Lines containing the word "Фиксированные" are to be counted; state their number and nothing further.

### INPUT FOR THIS TASK
-------------------------
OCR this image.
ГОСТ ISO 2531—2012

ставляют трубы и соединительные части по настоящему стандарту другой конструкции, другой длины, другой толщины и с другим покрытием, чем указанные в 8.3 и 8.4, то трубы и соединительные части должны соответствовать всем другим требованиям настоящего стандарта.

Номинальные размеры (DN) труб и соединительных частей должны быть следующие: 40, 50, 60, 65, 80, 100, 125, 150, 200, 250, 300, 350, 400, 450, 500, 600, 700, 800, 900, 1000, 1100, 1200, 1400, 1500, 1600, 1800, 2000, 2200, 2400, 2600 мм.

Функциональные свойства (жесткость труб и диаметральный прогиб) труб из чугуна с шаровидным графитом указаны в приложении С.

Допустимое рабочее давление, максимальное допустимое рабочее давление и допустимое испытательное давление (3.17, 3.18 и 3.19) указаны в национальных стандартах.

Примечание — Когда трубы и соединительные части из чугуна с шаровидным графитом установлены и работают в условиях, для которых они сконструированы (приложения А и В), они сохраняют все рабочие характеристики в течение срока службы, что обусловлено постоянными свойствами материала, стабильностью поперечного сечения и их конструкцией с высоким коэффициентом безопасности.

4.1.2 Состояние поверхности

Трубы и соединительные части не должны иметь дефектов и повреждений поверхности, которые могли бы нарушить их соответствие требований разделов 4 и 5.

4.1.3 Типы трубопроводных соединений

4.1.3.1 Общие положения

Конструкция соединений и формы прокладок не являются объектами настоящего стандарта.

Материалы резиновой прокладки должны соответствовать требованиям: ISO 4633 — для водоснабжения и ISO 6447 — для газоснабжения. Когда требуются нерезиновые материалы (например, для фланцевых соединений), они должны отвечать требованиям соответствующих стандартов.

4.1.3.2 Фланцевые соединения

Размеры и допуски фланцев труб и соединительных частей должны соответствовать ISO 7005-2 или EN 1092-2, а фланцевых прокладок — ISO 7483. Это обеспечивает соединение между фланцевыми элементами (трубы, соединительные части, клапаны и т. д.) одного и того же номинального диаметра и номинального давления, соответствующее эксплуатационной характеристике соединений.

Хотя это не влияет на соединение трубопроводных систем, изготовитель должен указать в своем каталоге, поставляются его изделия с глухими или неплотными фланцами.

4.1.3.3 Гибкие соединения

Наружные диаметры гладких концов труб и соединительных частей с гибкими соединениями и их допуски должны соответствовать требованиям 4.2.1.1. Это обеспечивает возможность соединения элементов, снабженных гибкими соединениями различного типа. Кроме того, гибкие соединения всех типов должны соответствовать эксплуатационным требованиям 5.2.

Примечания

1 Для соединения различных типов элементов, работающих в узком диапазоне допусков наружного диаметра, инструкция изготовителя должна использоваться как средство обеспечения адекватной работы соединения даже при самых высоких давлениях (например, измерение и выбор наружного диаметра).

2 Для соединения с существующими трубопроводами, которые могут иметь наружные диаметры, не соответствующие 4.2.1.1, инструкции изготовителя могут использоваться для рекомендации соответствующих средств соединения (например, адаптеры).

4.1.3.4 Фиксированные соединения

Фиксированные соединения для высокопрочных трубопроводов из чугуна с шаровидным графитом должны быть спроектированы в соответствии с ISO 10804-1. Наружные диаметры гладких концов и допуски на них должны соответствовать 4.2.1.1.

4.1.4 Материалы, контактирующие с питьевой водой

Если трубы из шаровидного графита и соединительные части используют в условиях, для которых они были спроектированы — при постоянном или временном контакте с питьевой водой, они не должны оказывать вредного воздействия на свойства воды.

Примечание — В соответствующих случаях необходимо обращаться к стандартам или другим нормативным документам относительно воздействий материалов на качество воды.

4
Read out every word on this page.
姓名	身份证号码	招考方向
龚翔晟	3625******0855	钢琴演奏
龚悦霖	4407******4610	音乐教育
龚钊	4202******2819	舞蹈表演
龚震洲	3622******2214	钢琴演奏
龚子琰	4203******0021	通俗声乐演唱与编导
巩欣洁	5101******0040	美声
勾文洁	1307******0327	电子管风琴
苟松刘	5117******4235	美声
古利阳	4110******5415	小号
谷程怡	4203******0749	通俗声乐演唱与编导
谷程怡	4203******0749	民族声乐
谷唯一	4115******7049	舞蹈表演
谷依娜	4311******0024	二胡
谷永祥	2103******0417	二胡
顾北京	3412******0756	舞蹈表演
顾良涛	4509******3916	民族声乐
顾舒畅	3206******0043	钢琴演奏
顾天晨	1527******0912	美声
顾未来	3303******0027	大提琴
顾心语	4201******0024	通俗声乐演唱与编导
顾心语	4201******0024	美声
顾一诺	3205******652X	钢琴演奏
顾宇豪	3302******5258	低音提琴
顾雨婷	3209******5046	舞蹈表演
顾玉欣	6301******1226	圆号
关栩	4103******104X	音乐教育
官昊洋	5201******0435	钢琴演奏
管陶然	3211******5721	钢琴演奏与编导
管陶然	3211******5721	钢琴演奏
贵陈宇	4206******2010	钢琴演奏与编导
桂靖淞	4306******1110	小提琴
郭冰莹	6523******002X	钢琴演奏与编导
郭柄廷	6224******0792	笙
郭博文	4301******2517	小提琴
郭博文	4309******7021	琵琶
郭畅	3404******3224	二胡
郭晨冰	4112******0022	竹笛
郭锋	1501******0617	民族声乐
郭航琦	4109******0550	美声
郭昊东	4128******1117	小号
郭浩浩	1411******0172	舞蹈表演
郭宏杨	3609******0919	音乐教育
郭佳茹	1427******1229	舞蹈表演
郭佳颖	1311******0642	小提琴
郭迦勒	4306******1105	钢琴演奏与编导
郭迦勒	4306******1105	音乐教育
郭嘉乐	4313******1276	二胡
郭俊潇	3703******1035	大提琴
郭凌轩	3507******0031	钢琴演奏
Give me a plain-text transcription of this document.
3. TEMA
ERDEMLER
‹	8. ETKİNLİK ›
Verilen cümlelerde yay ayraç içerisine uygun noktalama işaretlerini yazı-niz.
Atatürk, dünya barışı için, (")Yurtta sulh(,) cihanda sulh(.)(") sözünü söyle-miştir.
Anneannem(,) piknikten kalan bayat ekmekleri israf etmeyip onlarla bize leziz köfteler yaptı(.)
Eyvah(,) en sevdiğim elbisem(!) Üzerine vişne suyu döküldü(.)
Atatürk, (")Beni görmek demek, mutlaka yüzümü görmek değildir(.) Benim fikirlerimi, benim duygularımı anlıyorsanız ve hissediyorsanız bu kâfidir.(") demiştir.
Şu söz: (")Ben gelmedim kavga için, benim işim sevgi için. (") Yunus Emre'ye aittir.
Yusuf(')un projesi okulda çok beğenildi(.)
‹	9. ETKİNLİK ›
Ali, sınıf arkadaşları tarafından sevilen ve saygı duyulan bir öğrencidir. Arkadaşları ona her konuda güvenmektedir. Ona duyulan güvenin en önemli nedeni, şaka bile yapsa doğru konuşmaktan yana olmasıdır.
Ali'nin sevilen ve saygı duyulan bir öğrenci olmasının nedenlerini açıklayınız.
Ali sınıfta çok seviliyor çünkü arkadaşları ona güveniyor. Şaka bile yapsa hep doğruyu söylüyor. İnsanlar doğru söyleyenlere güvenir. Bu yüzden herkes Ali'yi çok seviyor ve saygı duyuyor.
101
-------------------------
### FULL ANSWER
2